* Begin Data for this exercise *

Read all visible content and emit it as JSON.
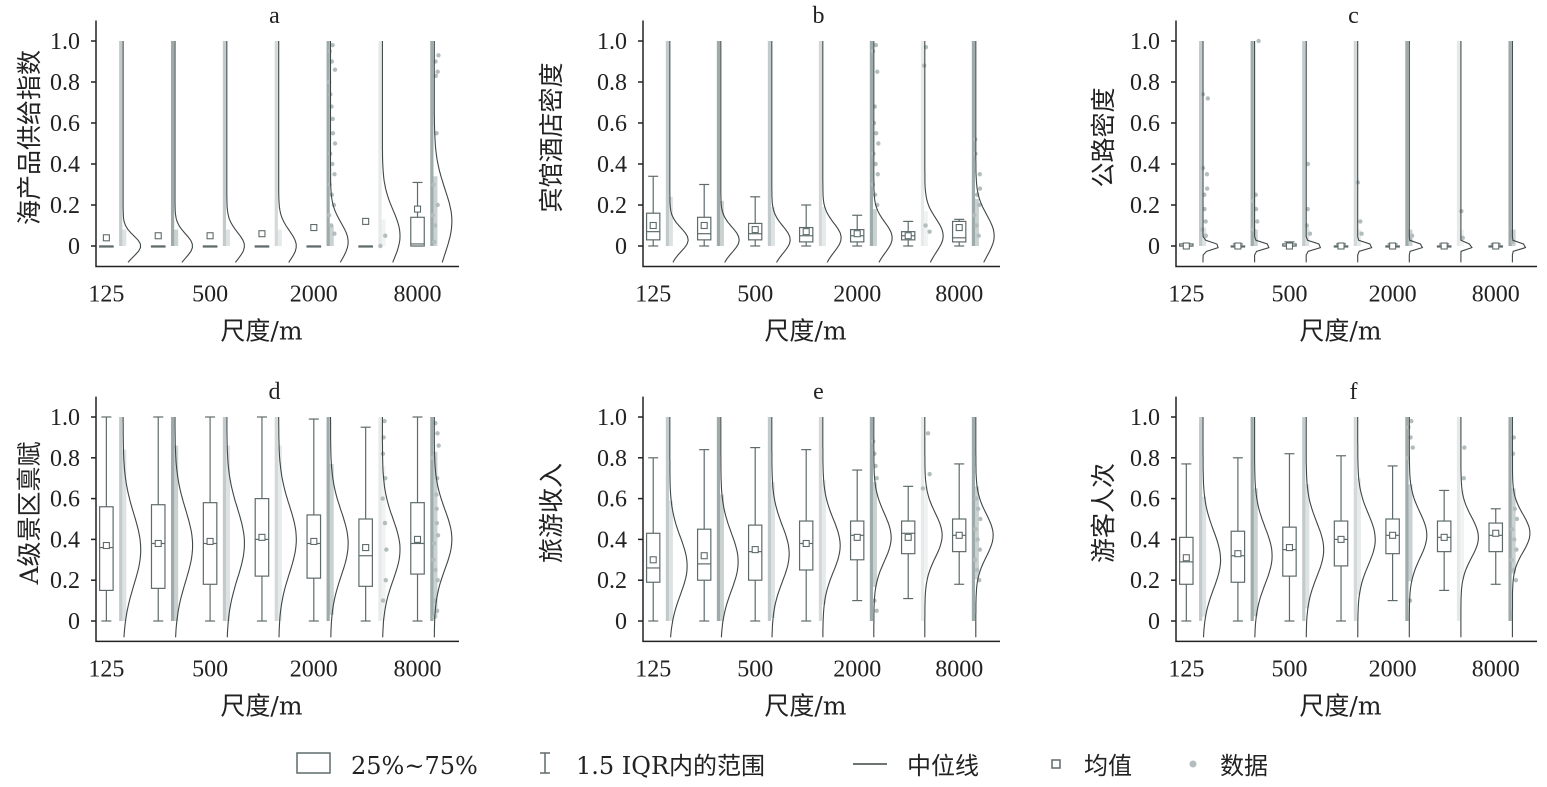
{
  "colors": {
    "ink": "#222222",
    "box": "#5f6b6b",
    "scale_shades": [
      "#c2cbcb",
      "#9eabab",
      "#c2cbcb",
      "#d3d9d9",
      "#9eabab",
      "#e6eaea",
      "#9eabab"
    ],
    "curve": "#3f4646",
    "data_point": "#b3bdbd"
  },
  "axis": {
    "x_tick_labels": [
      "125",
      "500",
      "2000",
      "8000"
    ],
    "x_tick_scale_index": [
      0,
      2,
      4,
      6
    ],
    "scales": [
      "125",
      "250",
      "500",
      "1000",
      "2000",
      "4000",
      "8000"
    ],
    "y_ticks": [
      0,
      0.2,
      0.4,
      0.6,
      0.8,
      1.0
    ],
    "y_tick_labels": [
      "0",
      "0.2",
      "0.4",
      "0.6",
      "0.8",
      "1.0"
    ],
    "ylim": [
      -0.1,
      1.1
    ],
    "xlabel": "尺度/m"
  },
  "legend": {
    "box_label": "25%~75%",
    "whisker_label": "1.5 IQR内的范围",
    "median_label": "中位线",
    "mean_label": "均值",
    "data_label": "数据"
  },
  "chart_data": [
    {
      "panel": "a",
      "type": "box-violin",
      "title": "a",
      "xlabel": "尺度/m",
      "ylabel": "海产品供给指数",
      "categories": [
        "125",
        "250",
        "500",
        "1000",
        "2000",
        "4000",
        "8000"
      ],
      "series": [
        {
          "q1": 0.0,
          "median": 0.0,
          "q3": 0.0,
          "lo": 0.0,
          "hi": 0.0,
          "mean": 0.04,
          "curve_peak": 0.0,
          "curve_width": 0.12,
          "curve_amp": 0.34,
          "dots": []
        },
        {
          "q1": 0.0,
          "median": 0.0,
          "q3": 0.0,
          "lo": 0.0,
          "hi": 0.0,
          "mean": 0.05,
          "curve_peak": 0.0,
          "curve_width": 0.14,
          "curve_amp": 0.34,
          "dots": []
        },
        {
          "q1": 0.0,
          "median": 0.0,
          "q3": 0.0,
          "lo": 0.0,
          "hi": 0.0,
          "mean": 0.05,
          "curve_peak": 0.0,
          "curve_width": 0.16,
          "curve_amp": 0.34,
          "dots": []
        },
        {
          "q1": 0.0,
          "median": 0.0,
          "q3": 0.0,
          "lo": 0.0,
          "hi": 0.0,
          "mean": 0.06,
          "curve_peak": 0.0,
          "curve_width": 0.18,
          "curve_amp": 0.34,
          "dots": []
        },
        {
          "q1": 0.0,
          "median": 0.0,
          "q3": 0.0,
          "lo": 0.0,
          "hi": 0.0,
          "mean": 0.09,
          "curve_peak": 0.02,
          "curve_width": 0.22,
          "curve_amp": 0.34,
          "dots": [
            0.98,
            0.95,
            0.9,
            0.86,
            0.8,
            0.74,
            0.68,
            0.62,
            0.55,
            0.5,
            0.45,
            0.4,
            0.35,
            0.3,
            0.25,
            0.2,
            0.15,
            0.1,
            0.06
          ]
        },
        {
          "q1": 0.0,
          "median": 0.0,
          "q3": 0.0,
          "lo": 0.0,
          "hi": 0.0,
          "mean": 0.12,
          "curve_peak": 0.05,
          "curve_width": 0.3,
          "curve_amp": 0.34,
          "dots": [
            0.05,
            0.0
          ]
        },
        {
          "q1": 0.0,
          "median": 0.01,
          "q3": 0.14,
          "lo": 0.0,
          "hi": 0.31,
          "mean": 0.18,
          "curve_peak": 0.12,
          "curve_width": 0.38,
          "curve_amp": 0.34,
          "dots": [
            0.93,
            0.9,
            0.85,
            0.83,
            0.55,
            0.3,
            0.2,
            0.15,
            0.1,
            0.02
          ]
        }
      ]
    },
    {
      "panel": "b",
      "type": "box-violin",
      "title": "b",
      "xlabel": "尺度/m",
      "ylabel": "宾馆酒店密度",
      "categories": [
        "125",
        "250",
        "500",
        "1000",
        "2000",
        "4000",
        "8000"
      ],
      "series": [
        {
          "q1": 0.03,
          "median": 0.07,
          "q3": 0.16,
          "lo": 0.0,
          "hi": 0.34,
          "mean": 0.1,
          "curve_peak": 0.03,
          "curve_width": 0.14,
          "curve_amp": 0.36,
          "dots": []
        },
        {
          "q1": 0.03,
          "median": 0.06,
          "q3": 0.14,
          "lo": 0.0,
          "hi": 0.3,
          "mean": 0.1,
          "curve_peak": 0.03,
          "curve_width": 0.15,
          "curve_amp": 0.36,
          "dots": []
        },
        {
          "q1": 0.03,
          "median": 0.06,
          "q3": 0.11,
          "lo": 0.0,
          "hi": 0.24,
          "mean": 0.08,
          "curve_peak": 0.03,
          "curve_width": 0.16,
          "curve_amp": 0.36,
          "dots": []
        },
        {
          "q1": 0.02,
          "median": 0.05,
          "q3": 0.09,
          "lo": 0.0,
          "hi": 0.2,
          "mean": 0.07,
          "curve_peak": 0.04,
          "curve_width": 0.17,
          "curve_amp": 0.36,
          "dots": []
        },
        {
          "q1": 0.02,
          "median": 0.05,
          "q3": 0.08,
          "lo": 0.0,
          "hi": 0.15,
          "mean": 0.06,
          "curve_peak": 0.04,
          "curve_width": 0.18,
          "curve_amp": 0.36,
          "dots": [
            0.98,
            0.95,
            0.85,
            0.68,
            0.6,
            0.55,
            0.5,
            0.45,
            0.4,
            0.35,
            0.3,
            0.25,
            0.2
          ]
        },
        {
          "q1": 0.03,
          "median": 0.05,
          "q3": 0.07,
          "lo": 0.0,
          "hi": 0.12,
          "mean": 0.05,
          "curve_peak": 0.05,
          "curve_width": 0.2,
          "curve_amp": 0.36,
          "dots": [
            0.97,
            0.88,
            0.1,
            0.07
          ]
        },
        {
          "q1": 0.02,
          "median": 0.04,
          "q3": 0.12,
          "lo": 0.0,
          "hi": 0.13,
          "mean": 0.09,
          "curve_peak": 0.05,
          "curve_width": 0.24,
          "curve_amp": 0.36,
          "dots": [
            0.52,
            0.45,
            0.35,
            0.28,
            0.25,
            0.2,
            0.15,
            0.1,
            0.05
          ]
        }
      ]
    },
    {
      "panel": "c",
      "type": "box-violin",
      "title": "c",
      "xlabel": "尺度/m",
      "ylabel": "公路密度",
      "categories": [
        "125",
        "250",
        "500",
        "1000",
        "2000",
        "4000",
        "8000"
      ],
      "series": [
        {
          "q1": 0.0,
          "median": 0.0,
          "q3": 0.01,
          "lo": 0.0,
          "hi": 0.01,
          "mean": 0.0,
          "curve_peak": 0.0,
          "curve_width": 0.035,
          "curve_amp": 0.34,
          "dots": [
            0.74,
            0.72,
            0.38,
            0.35,
            0.28,
            0.25,
            0.18,
            0.12,
            0.08,
            0.05
          ]
        },
        {
          "q1": 0.0,
          "median": 0.0,
          "q3": 0.0,
          "lo": 0.0,
          "hi": 0.01,
          "mean": 0.0,
          "curve_peak": 0.0,
          "curve_width": 0.03,
          "curve_amp": 0.34,
          "dots": [
            1.0,
            0.25,
            0.22,
            0.18,
            0.12,
            0.08
          ]
        },
        {
          "q1": 0.0,
          "median": 0.0,
          "q3": 0.01,
          "lo": 0.0,
          "hi": 0.02,
          "mean": 0.0,
          "curve_peak": 0.0,
          "curve_width": 0.03,
          "curve_amp": 0.34,
          "dots": [
            0.4,
            0.18,
            0.1,
            0.06
          ]
        },
        {
          "q1": 0.0,
          "median": 0.0,
          "q3": 0.0,
          "lo": 0.0,
          "hi": 0.01,
          "mean": 0.0,
          "curve_peak": 0.0,
          "curve_width": 0.028,
          "curve_amp": 0.34,
          "dots": [
            0.31,
            0.12,
            0.06
          ]
        },
        {
          "q1": 0.0,
          "median": 0.0,
          "q3": 0.0,
          "lo": 0.0,
          "hi": 0.01,
          "mean": 0.0,
          "curve_peak": 0.0,
          "curve_width": 0.025,
          "curve_amp": 0.34,
          "dots": [
            0.05,
            0.03
          ]
        },
        {
          "q1": 0.0,
          "median": 0.0,
          "q3": 0.0,
          "lo": 0.0,
          "hi": 0.01,
          "mean": 0.0,
          "curve_peak": 0.0,
          "curve_width": 0.02,
          "curve_amp": 0.34,
          "dots": [
            0.17,
            0.04
          ]
        },
        {
          "q1": 0.0,
          "median": 0.0,
          "q3": 0.0,
          "lo": 0.0,
          "hi": 0.01,
          "mean": 0.0,
          "curve_peak": 0.0,
          "curve_width": 0.025,
          "curve_amp": 0.34,
          "dots": [
            0.02
          ]
        }
      ]
    },
    {
      "panel": "d",
      "type": "box-violin",
      "title": "d",
      "xlabel": "尺度/m",
      "ylabel": "A级景区禀赋",
      "categories": [
        "125",
        "250",
        "500",
        "1000",
        "2000",
        "4000",
        "8000"
      ],
      "series": [
        {
          "q1": 0.15,
          "median": 0.36,
          "q3": 0.56,
          "lo": 0.0,
          "hi": 1.0,
          "mean": 0.37,
          "curve_peak": 0.35,
          "curve_width": 0.42,
          "curve_amp": 0.34,
          "dots": []
        },
        {
          "q1": 0.16,
          "median": 0.38,
          "q3": 0.57,
          "lo": 0.0,
          "hi": 1.0,
          "mean": 0.38,
          "curve_peak": 0.37,
          "curve_width": 0.42,
          "curve_amp": 0.34,
          "dots": []
        },
        {
          "q1": 0.18,
          "median": 0.38,
          "q3": 0.58,
          "lo": 0.0,
          "hi": 1.0,
          "mean": 0.39,
          "curve_peak": 0.38,
          "curve_width": 0.41,
          "curve_amp": 0.34,
          "dots": []
        },
        {
          "q1": 0.22,
          "median": 0.4,
          "q3": 0.6,
          "lo": 0.0,
          "hi": 1.0,
          "mean": 0.41,
          "curve_peak": 0.4,
          "curve_width": 0.4,
          "curve_amp": 0.34,
          "dots": []
        },
        {
          "q1": 0.21,
          "median": 0.38,
          "q3": 0.52,
          "lo": 0.0,
          "hi": 0.99,
          "mean": 0.39,
          "curve_peak": 0.38,
          "curve_width": 0.38,
          "curve_amp": 0.34,
          "dots": []
        },
        {
          "q1": 0.17,
          "median": 0.32,
          "q3": 0.5,
          "lo": 0.0,
          "hi": 0.95,
          "mean": 0.36,
          "curve_peak": 0.35,
          "curve_width": 0.36,
          "curve_amp": 0.34,
          "dots": [
            0.98,
            0.9,
            0.82,
            0.7,
            0.6,
            0.48,
            0.35,
            0.2,
            0.1
          ]
        },
        {
          "q1": 0.23,
          "median": 0.38,
          "q3": 0.58,
          "lo": 0.0,
          "hi": 1.0,
          "mean": 0.4,
          "curve_peak": 0.4,
          "curve_width": 0.35,
          "curve_amp": 0.34,
          "dots": [
            0.97,
            0.92,
            0.86,
            0.8,
            0.7,
            0.62,
            0.55,
            0.48,
            0.42,
            0.38,
            0.3,
            0.25,
            0.2,
            0.1,
            0.05,
            0.02
          ]
        }
      ]
    },
    {
      "panel": "e",
      "type": "box-violin",
      "title": "e",
      "xlabel": "尺度/m",
      "ylabel": "旅游收入",
      "categories": [
        "125",
        "250",
        "500",
        "1000",
        "2000",
        "4000",
        "8000"
      ],
      "series": [
        {
          "q1": 0.19,
          "median": 0.26,
          "q3": 0.43,
          "lo": 0.0,
          "hi": 0.8,
          "mean": 0.3,
          "curve_peak": 0.27,
          "curve_width": 0.34,
          "curve_amp": 0.34,
          "dots": []
        },
        {
          "q1": 0.2,
          "median": 0.28,
          "q3": 0.45,
          "lo": 0.0,
          "hi": 0.84,
          "mean": 0.32,
          "curve_peak": 0.29,
          "curve_width": 0.34,
          "curve_amp": 0.34,
          "dots": []
        },
        {
          "q1": 0.2,
          "median": 0.34,
          "q3": 0.47,
          "lo": 0.0,
          "hi": 0.85,
          "mean": 0.35,
          "curve_peak": 0.33,
          "curve_width": 0.33,
          "curve_amp": 0.34,
          "dots": []
        },
        {
          "q1": 0.25,
          "median": 0.38,
          "q3": 0.49,
          "lo": 0.0,
          "hi": 0.84,
          "mean": 0.38,
          "curve_peak": 0.37,
          "curve_width": 0.31,
          "curve_amp": 0.34,
          "dots": []
        },
        {
          "q1": 0.3,
          "median": 0.42,
          "q3": 0.49,
          "lo": 0.1,
          "hi": 0.74,
          "mean": 0.41,
          "curve_peak": 0.41,
          "curve_width": 0.28,
          "curve_amp": 0.34,
          "dots": [
            0.88,
            0.82,
            0.76,
            0.7,
            0.1,
            0.05
          ]
        },
        {
          "q1": 0.33,
          "median": 0.43,
          "q3": 0.49,
          "lo": 0.11,
          "hi": 0.66,
          "mean": 0.41,
          "curve_peak": 0.42,
          "curve_width": 0.26,
          "curve_amp": 0.34,
          "dots": [
            0.92,
            0.72,
            0.65
          ]
        },
        {
          "q1": 0.34,
          "median": 0.42,
          "q3": 0.5,
          "lo": 0.18,
          "hi": 0.77,
          "mean": 0.42,
          "curve_peak": 0.42,
          "curve_width": 0.25,
          "curve_amp": 0.34,
          "dots": [
            0.6,
            0.55,
            0.5,
            0.45,
            0.4,
            0.35,
            0.3,
            0.25,
            0.2
          ]
        }
      ]
    },
    {
      "panel": "f",
      "type": "box-violin",
      "title": "f",
      "xlabel": "尺度/m",
      "ylabel": "游客人次",
      "categories": [
        "125",
        "250",
        "500",
        "1000",
        "2000",
        "4000",
        "8000"
      ],
      "series": [
        {
          "q1": 0.18,
          "median": 0.29,
          "q3": 0.41,
          "lo": 0.0,
          "hi": 0.77,
          "mean": 0.31,
          "curve_peak": 0.3,
          "curve_width": 0.34,
          "curve_amp": 0.34,
          "dots": []
        },
        {
          "q1": 0.19,
          "median": 0.32,
          "q3": 0.44,
          "lo": 0.0,
          "hi": 0.8,
          "mean": 0.33,
          "curve_peak": 0.32,
          "curve_width": 0.33,
          "curve_amp": 0.34,
          "dots": []
        },
        {
          "q1": 0.22,
          "median": 0.35,
          "q3": 0.46,
          "lo": 0.0,
          "hi": 0.82,
          "mean": 0.36,
          "curve_peak": 0.35,
          "curve_width": 0.32,
          "curve_amp": 0.34,
          "dots": []
        },
        {
          "q1": 0.27,
          "median": 0.4,
          "q3": 0.49,
          "lo": 0.0,
          "hi": 0.81,
          "mean": 0.4,
          "curve_peak": 0.4,
          "curve_width": 0.3,
          "curve_amp": 0.34,
          "dots": []
        },
        {
          "q1": 0.33,
          "median": 0.42,
          "q3": 0.5,
          "lo": 0.1,
          "hi": 0.76,
          "mean": 0.42,
          "curve_peak": 0.42,
          "curve_width": 0.27,
          "curve_amp": 0.34,
          "dots": [
            0.98,
            0.95,
            0.9,
            0.85,
            0.8,
            0.1
          ]
        },
        {
          "q1": 0.34,
          "median": 0.41,
          "q3": 0.49,
          "lo": 0.15,
          "hi": 0.64,
          "mean": 0.41,
          "curve_peak": 0.41,
          "curve_width": 0.24,
          "curve_amp": 0.34,
          "dots": [
            0.85,
            0.7
          ]
        },
        {
          "q1": 0.34,
          "median": 0.42,
          "q3": 0.48,
          "lo": 0.18,
          "hi": 0.55,
          "mean": 0.43,
          "curve_peak": 0.43,
          "curve_width": 0.22,
          "curve_amp": 0.34,
          "dots": [
            0.9,
            0.82,
            0.55,
            0.5,
            0.45,
            0.4,
            0.35,
            0.3,
            0.25,
            0.2
          ]
        }
      ]
    }
  ]
}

* End Data for this exercise *

=== Given exercise ===
Copy every line from the entries that contains the word "panel".

=== Worked solution ===
      "panel": "a",
      "panel": "b",
      "panel": "c",
      "panel": "d",
      "panel": "e",
      "panel": "f",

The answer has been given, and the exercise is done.